▸ **Set task**:
Rewrite the material below, swapping "row-from-input" for "row-start-input" everywhere it occurs. Keep everything else unchanged.

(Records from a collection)
═══
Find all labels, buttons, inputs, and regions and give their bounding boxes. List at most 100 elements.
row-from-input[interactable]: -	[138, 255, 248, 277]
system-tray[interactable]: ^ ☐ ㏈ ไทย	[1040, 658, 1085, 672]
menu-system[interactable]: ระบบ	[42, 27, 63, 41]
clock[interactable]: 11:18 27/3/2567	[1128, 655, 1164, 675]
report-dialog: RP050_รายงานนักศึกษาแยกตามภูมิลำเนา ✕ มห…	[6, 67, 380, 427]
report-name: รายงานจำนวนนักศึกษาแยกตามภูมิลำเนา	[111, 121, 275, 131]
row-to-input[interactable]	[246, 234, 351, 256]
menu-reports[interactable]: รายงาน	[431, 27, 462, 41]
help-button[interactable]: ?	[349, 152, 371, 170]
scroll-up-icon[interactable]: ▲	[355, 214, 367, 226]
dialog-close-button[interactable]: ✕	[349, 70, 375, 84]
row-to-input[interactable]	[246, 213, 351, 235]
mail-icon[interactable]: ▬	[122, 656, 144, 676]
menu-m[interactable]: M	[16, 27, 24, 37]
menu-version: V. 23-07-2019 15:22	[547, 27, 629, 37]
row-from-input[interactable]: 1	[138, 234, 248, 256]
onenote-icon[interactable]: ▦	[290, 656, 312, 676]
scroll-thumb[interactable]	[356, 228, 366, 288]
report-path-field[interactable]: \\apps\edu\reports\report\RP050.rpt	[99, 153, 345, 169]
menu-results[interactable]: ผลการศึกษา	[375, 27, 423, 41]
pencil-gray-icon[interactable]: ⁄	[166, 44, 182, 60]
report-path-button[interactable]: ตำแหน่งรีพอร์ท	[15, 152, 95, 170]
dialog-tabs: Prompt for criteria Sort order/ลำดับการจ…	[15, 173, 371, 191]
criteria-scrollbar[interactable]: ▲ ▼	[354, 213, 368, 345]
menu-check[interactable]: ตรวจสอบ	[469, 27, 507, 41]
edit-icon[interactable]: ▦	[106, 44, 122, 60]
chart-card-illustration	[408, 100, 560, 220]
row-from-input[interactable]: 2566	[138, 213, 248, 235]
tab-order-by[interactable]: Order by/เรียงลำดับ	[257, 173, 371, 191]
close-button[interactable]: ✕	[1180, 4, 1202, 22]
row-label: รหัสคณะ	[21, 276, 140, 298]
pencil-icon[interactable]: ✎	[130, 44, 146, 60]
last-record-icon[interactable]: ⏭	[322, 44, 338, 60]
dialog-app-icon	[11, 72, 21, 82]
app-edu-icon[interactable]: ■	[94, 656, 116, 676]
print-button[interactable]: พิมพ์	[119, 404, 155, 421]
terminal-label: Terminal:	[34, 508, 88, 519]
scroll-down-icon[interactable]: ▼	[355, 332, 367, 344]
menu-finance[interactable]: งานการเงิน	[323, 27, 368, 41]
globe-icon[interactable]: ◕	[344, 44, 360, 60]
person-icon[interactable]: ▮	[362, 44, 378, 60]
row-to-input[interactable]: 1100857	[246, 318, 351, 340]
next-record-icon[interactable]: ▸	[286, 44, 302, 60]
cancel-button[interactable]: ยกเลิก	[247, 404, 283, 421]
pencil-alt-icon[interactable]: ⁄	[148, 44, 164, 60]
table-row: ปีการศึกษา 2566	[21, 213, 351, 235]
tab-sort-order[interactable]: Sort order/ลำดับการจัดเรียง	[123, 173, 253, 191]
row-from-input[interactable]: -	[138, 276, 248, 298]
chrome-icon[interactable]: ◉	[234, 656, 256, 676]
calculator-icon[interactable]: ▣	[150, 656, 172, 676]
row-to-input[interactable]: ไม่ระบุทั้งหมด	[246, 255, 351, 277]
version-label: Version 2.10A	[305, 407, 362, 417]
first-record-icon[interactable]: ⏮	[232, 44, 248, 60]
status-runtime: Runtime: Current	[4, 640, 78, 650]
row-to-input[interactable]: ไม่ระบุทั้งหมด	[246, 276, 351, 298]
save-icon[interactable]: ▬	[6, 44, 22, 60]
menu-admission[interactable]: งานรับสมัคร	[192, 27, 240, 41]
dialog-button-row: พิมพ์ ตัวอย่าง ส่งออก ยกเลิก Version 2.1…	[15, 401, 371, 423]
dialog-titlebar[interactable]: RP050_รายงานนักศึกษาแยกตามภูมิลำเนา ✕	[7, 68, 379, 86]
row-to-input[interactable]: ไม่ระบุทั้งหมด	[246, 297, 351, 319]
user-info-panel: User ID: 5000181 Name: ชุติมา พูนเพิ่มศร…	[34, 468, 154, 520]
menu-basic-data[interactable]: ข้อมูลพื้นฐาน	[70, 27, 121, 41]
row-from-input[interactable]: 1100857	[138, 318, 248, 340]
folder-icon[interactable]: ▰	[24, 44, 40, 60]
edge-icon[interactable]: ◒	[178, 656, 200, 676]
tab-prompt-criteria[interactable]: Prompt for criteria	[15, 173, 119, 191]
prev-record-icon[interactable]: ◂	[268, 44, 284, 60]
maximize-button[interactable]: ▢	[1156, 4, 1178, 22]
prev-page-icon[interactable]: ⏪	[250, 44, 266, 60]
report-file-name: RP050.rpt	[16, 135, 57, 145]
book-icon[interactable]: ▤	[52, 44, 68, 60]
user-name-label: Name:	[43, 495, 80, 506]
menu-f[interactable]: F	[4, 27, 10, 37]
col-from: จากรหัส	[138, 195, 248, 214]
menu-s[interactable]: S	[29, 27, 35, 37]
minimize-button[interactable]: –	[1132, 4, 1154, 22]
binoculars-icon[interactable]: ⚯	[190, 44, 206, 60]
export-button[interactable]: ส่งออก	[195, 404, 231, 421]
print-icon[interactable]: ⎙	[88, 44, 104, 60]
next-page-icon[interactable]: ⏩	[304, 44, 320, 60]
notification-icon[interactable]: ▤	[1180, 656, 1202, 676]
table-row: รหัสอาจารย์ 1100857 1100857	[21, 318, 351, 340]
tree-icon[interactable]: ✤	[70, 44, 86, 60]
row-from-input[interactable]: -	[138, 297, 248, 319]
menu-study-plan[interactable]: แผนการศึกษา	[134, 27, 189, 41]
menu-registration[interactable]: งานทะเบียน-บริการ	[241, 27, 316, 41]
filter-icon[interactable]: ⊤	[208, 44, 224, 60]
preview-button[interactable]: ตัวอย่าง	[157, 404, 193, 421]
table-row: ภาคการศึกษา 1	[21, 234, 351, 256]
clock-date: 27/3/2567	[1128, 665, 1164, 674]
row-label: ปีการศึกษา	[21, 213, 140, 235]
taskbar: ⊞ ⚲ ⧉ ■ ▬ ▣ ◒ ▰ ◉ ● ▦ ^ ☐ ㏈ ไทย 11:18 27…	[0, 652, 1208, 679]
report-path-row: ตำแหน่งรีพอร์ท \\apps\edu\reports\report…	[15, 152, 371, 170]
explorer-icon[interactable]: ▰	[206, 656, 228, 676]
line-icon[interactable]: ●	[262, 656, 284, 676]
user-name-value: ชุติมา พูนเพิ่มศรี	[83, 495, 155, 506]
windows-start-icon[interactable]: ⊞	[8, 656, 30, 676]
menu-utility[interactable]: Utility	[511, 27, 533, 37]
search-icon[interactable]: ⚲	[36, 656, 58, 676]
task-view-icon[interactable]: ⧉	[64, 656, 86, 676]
═══
▸ **Correct response**:
Find all labels, buttons, inputs, and regions and give their bounding boxes. List at most 100 elements.
row-start-input[interactable]: -	[138, 255, 248, 277]
system-tray[interactable]: ^ ☐ ㏈ ไทย	[1040, 658, 1085, 672]
menu-system[interactable]: ระบบ	[42, 27, 63, 41]
clock[interactable]: 11:18 27/3/2567	[1128, 655, 1164, 675]
report-dialog: RP050_รายงานนักศึกษาแยกตามภูมิลำเนา ✕ มห…	[6, 67, 380, 427]
report-name: รายงานจำนวนนักศึกษาแยกตามภูมิลำเนา	[111, 121, 275, 131]
row-to-input[interactable]	[246, 234, 351, 256]
menu-reports[interactable]: รายงาน	[431, 27, 462, 41]
help-button[interactable]: ?	[349, 152, 371, 170]
scroll-up-icon[interactable]: ▲	[355, 214, 367, 226]
dialog-close-button[interactable]: ✕	[349, 70, 375, 84]
row-to-input[interactable]	[246, 213, 351, 235]
mail-icon[interactable]: ▬	[122, 656, 144, 676]
menu-m[interactable]: M	[16, 27, 24, 37]
menu-version: V. 23-07-2019 15:22	[547, 27, 629, 37]
row-start-input[interactable]: 1	[138, 234, 248, 256]
onenote-icon[interactable]: ▦	[290, 656, 312, 676]
scroll-thumb[interactable]	[356, 228, 366, 288]
report-path-field[interactable]: \\apps\edu\reports\report\RP050.rpt	[99, 153, 345, 169]
menu-results[interactable]: ผลการศึกษา	[375, 27, 423, 41]
pencil-gray-icon[interactable]: ⁄	[166, 44, 182, 60]
report-path-button[interactable]: ตำแหน่งรีพอร์ท	[15, 152, 95, 170]
dialog-tabs: Prompt for criteria Sort order/ลำดับการจ…	[15, 173, 371, 191]
criteria-scrollbar[interactable]: ▲ ▼	[354, 213, 368, 345]
menu-check[interactable]: ตรวจสอบ	[469, 27, 507, 41]
edit-icon[interactable]: ▦	[106, 44, 122, 60]
chart-card-illustration	[408, 100, 560, 220]
row-start-input[interactable]: 2566	[138, 213, 248, 235]
tab-order-by[interactable]: Order by/เรียงลำดับ	[257, 173, 371, 191]
close-button[interactable]: ✕	[1180, 4, 1202, 22]
row-label: รหัสคณะ	[21, 276, 140, 298]
pencil-icon[interactable]: ✎	[130, 44, 146, 60]
last-record-icon[interactable]: ⏭	[322, 44, 338, 60]
dialog-app-icon	[11, 72, 21, 82]
app-edu-icon[interactable]: ■	[94, 656, 116, 676]
print-button[interactable]: พิมพ์	[119, 404, 155, 421]
terminal-label: Terminal:	[34, 508, 88, 519]
scroll-down-icon[interactable]: ▼	[355, 332, 367, 344]
menu-finance[interactable]: งานการเงิน	[323, 27, 368, 41]
globe-icon[interactable]: ◕	[344, 44, 360, 60]
person-icon[interactable]: ▮	[362, 44, 378, 60]
row-to-input[interactable]: 1100857	[246, 318, 351, 340]
next-record-icon[interactable]: ▸	[286, 44, 302, 60]
cancel-button[interactable]: ยกเลิก	[247, 404, 283, 421]
pencil-alt-icon[interactable]: ⁄	[148, 44, 164, 60]
table-row: ปีการศึกษา 2566	[21, 213, 351, 235]
tab-sort-order[interactable]: Sort order/ลำดับการจัดเรียง	[123, 173, 253, 191]
row-start-input[interactable]: -	[138, 276, 248, 298]
chrome-icon[interactable]: ◉	[234, 656, 256, 676]
calculator-icon[interactable]: ▣	[150, 656, 172, 676]
row-to-input[interactable]: ไม่ระบุทั้งหมด	[246, 255, 351, 277]
version-label: Version 2.10A	[305, 407, 362, 417]
first-record-icon[interactable]: ⏮	[232, 44, 248, 60]
status-runtime: Runtime: Current	[4, 640, 78, 650]
row-to-input[interactable]: ไม่ระบุทั้งหมด	[246, 276, 351, 298]
save-icon[interactable]: ▬	[6, 44, 22, 60]
menu-admission[interactable]: งานรับสมัคร	[192, 27, 240, 41]
dialog-button-row: พิมพ์ ตัวอย่าง ส่งออก ยกเลิก Version 2.1…	[15, 401, 371, 423]
dialog-titlebar[interactable]: RP050_รายงานนักศึกษาแยกตามภูมิลำเนา ✕	[7, 68, 379, 86]
row-to-input[interactable]: ไม่ระบุทั้งหมด	[246, 297, 351, 319]
user-info-panel: User ID: 5000181 Name: ชุติมา พูนเพิ่มศร…	[34, 468, 154, 520]
menu-basic-data[interactable]: ข้อมูลพื้นฐาน	[70, 27, 121, 41]
row-start-input[interactable]: 1100857	[138, 318, 248, 340]
folder-icon[interactable]: ▰	[24, 44, 40, 60]
edge-icon[interactable]: ◒	[178, 656, 200, 676]
tab-prompt-criteria[interactable]: Prompt for criteria	[15, 173, 119, 191]
prev-record-icon[interactable]: ◂	[268, 44, 284, 60]
maximize-button[interactable]: ▢	[1156, 4, 1178, 22]
prev-page-icon[interactable]: ⏪	[250, 44, 266, 60]
report-file-name: RP050.rpt	[16, 135, 57, 145]
book-icon[interactable]: ▤	[52, 44, 68, 60]
user-name-label: Name:	[43, 495, 80, 506]
menu-f[interactable]: F	[4, 27, 10, 37]
col-from: จากรหัส	[138, 195, 248, 214]
menu-s[interactable]: S	[29, 27, 35, 37]
minimize-button[interactable]: –	[1132, 4, 1154, 22]
binoculars-icon[interactable]: ⚯	[190, 44, 206, 60]
export-button[interactable]: ส่งออก	[195, 404, 231, 421]
print-icon[interactable]: ⎙	[88, 44, 104, 60]
next-page-icon[interactable]: ⏩	[304, 44, 320, 60]
notification-icon[interactable]: ▤	[1180, 656, 1202, 676]
table-row: รหัสอาจารย์ 1100857 1100857	[21, 318, 351, 340]
tree-icon[interactable]: ✤	[70, 44, 86, 60]
row-start-input[interactable]: -	[138, 297, 248, 319]
menu-study-plan[interactable]: แผนการศึกษา	[134, 27, 189, 41]
menu-registration[interactable]: งานทะเบียน-บริการ	[241, 27, 316, 41]
filter-icon[interactable]: ⊤	[208, 44, 224, 60]
preview-button[interactable]: ตัวอย่าง	[157, 404, 193, 421]
table-row: ภาคการศึกษา 1	[21, 234, 351, 256]
clock-date: 27/3/2567	[1128, 665, 1164, 674]
row-label: ปีการศึกษา	[21, 213, 140, 235]
taskbar: ⊞ ⚲ ⧉ ■ ▬ ▣ ◒ ▰ ◉ ● ▦ ^ ☐ ㏈ ไทย 11:18 27…	[0, 652, 1208, 679]
report-path-row: ตำแหน่งรีพอร์ท \\apps\edu\reports\report…	[15, 152, 371, 170]
explorer-icon[interactable]: ▰	[206, 656, 228, 676]
line-icon[interactable]: ●	[262, 656, 284, 676]
user-name-value: ชุติมา พูนเพิ่มศรี	[83, 495, 155, 506]
windows-start-icon[interactable]: ⊞	[8, 656, 30, 676]
menu-utility[interactable]: Utility	[511, 27, 533, 37]
search-icon[interactable]: ⚲	[36, 656, 58, 676]
task-view-icon[interactable]: ⧉	[64, 656, 86, 676]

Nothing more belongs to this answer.